● **Supplied records**
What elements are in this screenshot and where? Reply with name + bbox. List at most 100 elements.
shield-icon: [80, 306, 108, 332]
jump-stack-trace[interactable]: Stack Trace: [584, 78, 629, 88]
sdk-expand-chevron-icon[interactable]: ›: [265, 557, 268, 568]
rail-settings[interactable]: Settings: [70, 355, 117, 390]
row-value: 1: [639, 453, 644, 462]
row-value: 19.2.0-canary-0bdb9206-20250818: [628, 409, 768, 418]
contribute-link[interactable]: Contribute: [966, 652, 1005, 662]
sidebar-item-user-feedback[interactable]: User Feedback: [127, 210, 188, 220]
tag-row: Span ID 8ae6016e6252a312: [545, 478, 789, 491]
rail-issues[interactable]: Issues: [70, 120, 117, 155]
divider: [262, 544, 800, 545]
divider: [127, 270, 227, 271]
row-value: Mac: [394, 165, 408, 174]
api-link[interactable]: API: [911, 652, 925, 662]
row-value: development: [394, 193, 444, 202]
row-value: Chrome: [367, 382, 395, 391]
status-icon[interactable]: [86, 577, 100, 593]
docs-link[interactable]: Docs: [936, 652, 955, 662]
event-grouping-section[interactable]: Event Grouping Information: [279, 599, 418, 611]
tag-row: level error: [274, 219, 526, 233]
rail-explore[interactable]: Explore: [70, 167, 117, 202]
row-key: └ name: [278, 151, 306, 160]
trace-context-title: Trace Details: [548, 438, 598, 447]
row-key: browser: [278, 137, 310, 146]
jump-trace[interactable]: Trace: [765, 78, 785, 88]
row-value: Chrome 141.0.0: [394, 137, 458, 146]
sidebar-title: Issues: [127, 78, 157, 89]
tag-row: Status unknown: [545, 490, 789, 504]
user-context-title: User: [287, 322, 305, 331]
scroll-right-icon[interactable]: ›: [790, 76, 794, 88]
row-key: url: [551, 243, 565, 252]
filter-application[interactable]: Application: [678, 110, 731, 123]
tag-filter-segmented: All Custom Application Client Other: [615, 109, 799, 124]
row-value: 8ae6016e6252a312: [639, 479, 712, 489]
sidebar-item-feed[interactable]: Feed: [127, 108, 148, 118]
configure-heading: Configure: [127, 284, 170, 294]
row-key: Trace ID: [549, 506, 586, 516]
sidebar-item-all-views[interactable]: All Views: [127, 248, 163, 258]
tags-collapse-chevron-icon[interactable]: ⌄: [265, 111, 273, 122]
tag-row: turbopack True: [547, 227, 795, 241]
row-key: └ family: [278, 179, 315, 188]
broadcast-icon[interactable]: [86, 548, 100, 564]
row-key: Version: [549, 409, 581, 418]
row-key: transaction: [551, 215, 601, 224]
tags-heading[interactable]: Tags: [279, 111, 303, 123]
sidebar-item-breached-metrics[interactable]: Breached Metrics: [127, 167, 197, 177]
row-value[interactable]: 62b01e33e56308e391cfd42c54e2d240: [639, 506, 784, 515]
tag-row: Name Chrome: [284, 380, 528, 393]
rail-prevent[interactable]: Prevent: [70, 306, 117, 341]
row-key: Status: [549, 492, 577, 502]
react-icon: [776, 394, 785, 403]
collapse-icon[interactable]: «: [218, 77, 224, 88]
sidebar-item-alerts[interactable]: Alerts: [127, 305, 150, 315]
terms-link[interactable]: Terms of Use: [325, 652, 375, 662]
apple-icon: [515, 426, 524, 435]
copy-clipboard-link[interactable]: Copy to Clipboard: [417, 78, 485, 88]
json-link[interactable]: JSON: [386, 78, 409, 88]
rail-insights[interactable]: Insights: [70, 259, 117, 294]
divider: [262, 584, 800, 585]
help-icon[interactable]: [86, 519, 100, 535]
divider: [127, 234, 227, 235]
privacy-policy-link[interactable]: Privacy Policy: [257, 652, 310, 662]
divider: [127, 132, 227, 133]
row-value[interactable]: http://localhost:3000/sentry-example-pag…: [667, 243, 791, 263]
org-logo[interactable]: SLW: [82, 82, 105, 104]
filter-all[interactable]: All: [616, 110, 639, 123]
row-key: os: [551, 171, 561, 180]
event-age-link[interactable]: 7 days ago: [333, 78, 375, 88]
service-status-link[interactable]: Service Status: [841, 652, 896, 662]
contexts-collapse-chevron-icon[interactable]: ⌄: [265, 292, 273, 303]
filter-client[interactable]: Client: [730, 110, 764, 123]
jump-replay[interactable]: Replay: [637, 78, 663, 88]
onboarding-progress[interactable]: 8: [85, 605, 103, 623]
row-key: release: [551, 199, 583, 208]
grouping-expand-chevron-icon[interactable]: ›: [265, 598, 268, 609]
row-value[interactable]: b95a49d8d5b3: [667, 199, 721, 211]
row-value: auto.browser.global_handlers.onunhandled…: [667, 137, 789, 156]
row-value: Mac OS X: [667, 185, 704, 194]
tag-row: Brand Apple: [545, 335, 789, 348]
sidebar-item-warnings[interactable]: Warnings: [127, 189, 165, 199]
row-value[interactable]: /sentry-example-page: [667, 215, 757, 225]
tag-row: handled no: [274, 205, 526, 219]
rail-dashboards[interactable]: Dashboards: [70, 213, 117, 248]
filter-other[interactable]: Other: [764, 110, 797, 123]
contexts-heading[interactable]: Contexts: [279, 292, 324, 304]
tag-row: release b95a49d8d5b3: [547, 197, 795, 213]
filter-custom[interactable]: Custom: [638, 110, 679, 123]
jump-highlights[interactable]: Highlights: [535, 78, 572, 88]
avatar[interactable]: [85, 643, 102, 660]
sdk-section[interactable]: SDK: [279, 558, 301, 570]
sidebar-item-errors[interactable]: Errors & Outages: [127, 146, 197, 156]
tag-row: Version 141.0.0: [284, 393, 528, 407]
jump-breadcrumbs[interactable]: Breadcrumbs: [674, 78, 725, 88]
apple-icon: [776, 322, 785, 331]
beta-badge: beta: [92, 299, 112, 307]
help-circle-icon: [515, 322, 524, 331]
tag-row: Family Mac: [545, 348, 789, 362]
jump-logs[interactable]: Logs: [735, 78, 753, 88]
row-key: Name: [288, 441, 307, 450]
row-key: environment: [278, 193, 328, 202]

● **Exercise description**
Rewrite every line of the data above, putting "Call Stack" wherever "Stack Trace" occurs and leaving all other text as it is.

● **Exercise answer**
What elements are in this screenshot and where? Reply with name + bbox. List at most 100 elements.
shield-icon: [80, 306, 108, 332]
jump-stack-trace[interactable]: Call Stack: [584, 78, 629, 88]
sdk-expand-chevron-icon[interactable]: ›: [265, 557, 268, 568]
rail-settings[interactable]: Settings: [70, 355, 117, 390]
row-value: 1: [639, 453, 644, 462]
row-value: 19.2.0-canary-0bdb9206-20250818: [628, 409, 768, 418]
contribute-link[interactable]: Contribute: [966, 652, 1005, 662]
sidebar-item-user-feedback[interactable]: User Feedback: [127, 210, 188, 220]
tag-row: Span ID 8ae6016e6252a312: [545, 478, 789, 491]
rail-issues[interactable]: Issues: [70, 120, 117, 155]
divider: [262, 544, 800, 545]
divider: [127, 270, 227, 271]
row-value: Mac: [394, 165, 408, 174]
api-link[interactable]: API: [911, 652, 925, 662]
row-value: development: [394, 193, 444, 202]
row-value: Chrome: [367, 382, 395, 391]
status-icon[interactable]: [86, 577, 100, 593]
docs-link[interactable]: Docs: [936, 652, 955, 662]
event-grouping-section[interactable]: Event Grouping Information: [279, 599, 418, 611]
tag-row: level error: [274, 219, 526, 233]
rail-explore[interactable]: Explore: [70, 167, 117, 202]
row-key: └ name: [278, 151, 306, 160]
trace-context-title: Trace Details: [548, 438, 598, 447]
row-key: browser: [278, 137, 310, 146]
jump-trace[interactable]: Trace: [765, 78, 785, 88]
row-value: Chrome 141.0.0: [394, 137, 458, 146]
sidebar-title: Issues: [127, 78, 157, 89]
tag-row: Status unknown: [545, 490, 789, 504]
user-context-title: User: [287, 322, 305, 331]
scroll-right-icon[interactable]: ›: [790, 76, 794, 88]
row-key: url: [551, 243, 565, 252]
filter-application[interactable]: Application: [678, 110, 731, 123]
tag-filter-segmented: All Custom Application Client Other: [615, 109, 799, 124]
row-value: 8ae6016e6252a312: [639, 479, 712, 489]
sidebar-item-feed[interactable]: Feed: [127, 108, 148, 118]
configure-heading: Configure: [127, 284, 170, 294]
row-key: Trace ID: [549, 506, 586, 516]
sidebar-item-all-views[interactable]: All Views: [127, 248, 163, 258]
tags-collapse-chevron-icon[interactable]: ⌄: [265, 111, 273, 122]
tag-row: turbopack True: [547, 227, 795, 241]
row-key: └ family: [278, 179, 315, 188]
broadcast-icon[interactable]: [86, 548, 100, 564]
row-key: Version: [549, 409, 581, 418]
row-key: transaction: [551, 215, 601, 224]
tags-heading[interactable]: Tags: [279, 111, 303, 123]
sidebar-item-breached-metrics[interactable]: Breached Metrics: [127, 167, 197, 177]
row-value[interactable]: 62b01e33e56308e391cfd42c54e2d240: [639, 506, 784, 515]
tag-row: Name Chrome: [284, 380, 528, 393]
rail-prevent[interactable]: Prevent: [70, 306, 117, 341]
row-key: Status: [549, 492, 577, 502]
react-icon: [776, 394, 785, 403]
collapse-icon[interactable]: «: [218, 77, 224, 88]
sidebar-item-alerts[interactable]: Alerts: [127, 305, 150, 315]
terms-link[interactable]: Terms of Use: [325, 652, 375, 662]
apple-icon: [515, 426, 524, 435]
copy-clipboard-link[interactable]: Copy to Clipboard: [417, 78, 485, 88]
json-link[interactable]: JSON: [386, 78, 409, 88]
rail-insights[interactable]: Insights: [70, 259, 117, 294]
divider: [262, 584, 800, 585]
help-icon[interactable]: [86, 519, 100, 535]
divider: [127, 234, 227, 235]
privacy-policy-link[interactable]: Privacy Policy: [257, 652, 310, 662]
divider: [127, 132, 227, 133]
row-value[interactable]: http://localhost:3000/sentry-example-pag…: [667, 243, 791, 263]
org-logo[interactable]: SLW: [82, 82, 105, 104]
filter-all[interactable]: All: [616, 110, 639, 123]
row-key: os: [551, 171, 561, 180]
event-age-link[interactable]: 7 days ago: [333, 78, 375, 88]
service-status-link[interactable]: Service Status: [841, 652, 896, 662]
contexts-collapse-chevron-icon[interactable]: ⌄: [265, 292, 273, 303]
filter-client[interactable]: Client: [730, 110, 764, 123]
jump-replay[interactable]: Replay: [637, 78, 663, 88]
onboarding-progress[interactable]: 8: [85, 605, 103, 623]
row-key: release: [551, 199, 583, 208]
grouping-expand-chevron-icon[interactable]: ›: [265, 598, 268, 609]
row-value[interactable]: b95a49d8d5b3: [667, 199, 721, 211]
row-value: auto.browser.global_handlers.onunhandled…: [667, 137, 789, 156]
row-value: Mac OS X: [667, 185, 704, 194]
tag-row: Brand Apple: [545, 335, 789, 348]
sidebar-item-warnings[interactable]: Warnings: [127, 189, 165, 199]
row-value[interactable]: /sentry-example-page: [667, 215, 757, 225]
tag-row: handled no: [274, 205, 526, 219]
rail-dashboards[interactable]: Dashboards: [70, 213, 117, 248]
filter-other[interactable]: Other: [764, 110, 797, 123]
contexts-heading[interactable]: Contexts: [279, 292, 324, 304]
tag-row: release b95a49d8d5b3: [547, 197, 795, 213]
filter-custom[interactable]: Custom: [638, 110, 679, 123]
jump-highlights[interactable]: Highlights: [535, 78, 572, 88]
avatar[interactable]: [85, 643, 102, 660]
sdk-section[interactable]: SDK: [279, 558, 301, 570]
sidebar-item-errors[interactable]: Errors & Outages: [127, 146, 197, 156]
tag-row: Version 141.0.0: [284, 393, 528, 407]
jump-breadcrumbs[interactable]: Breadcrumbs: [674, 78, 725, 88]
apple-icon: [776, 322, 785, 331]
beta-badge: beta: [92, 299, 112, 307]
help-circle-icon: [515, 322, 524, 331]
tag-row: Family Mac: [545, 348, 789, 362]
jump-logs[interactable]: Logs: [735, 78, 753, 88]
row-key: Name: [288, 441, 307, 450]
row-key: environment: [278, 193, 328, 202]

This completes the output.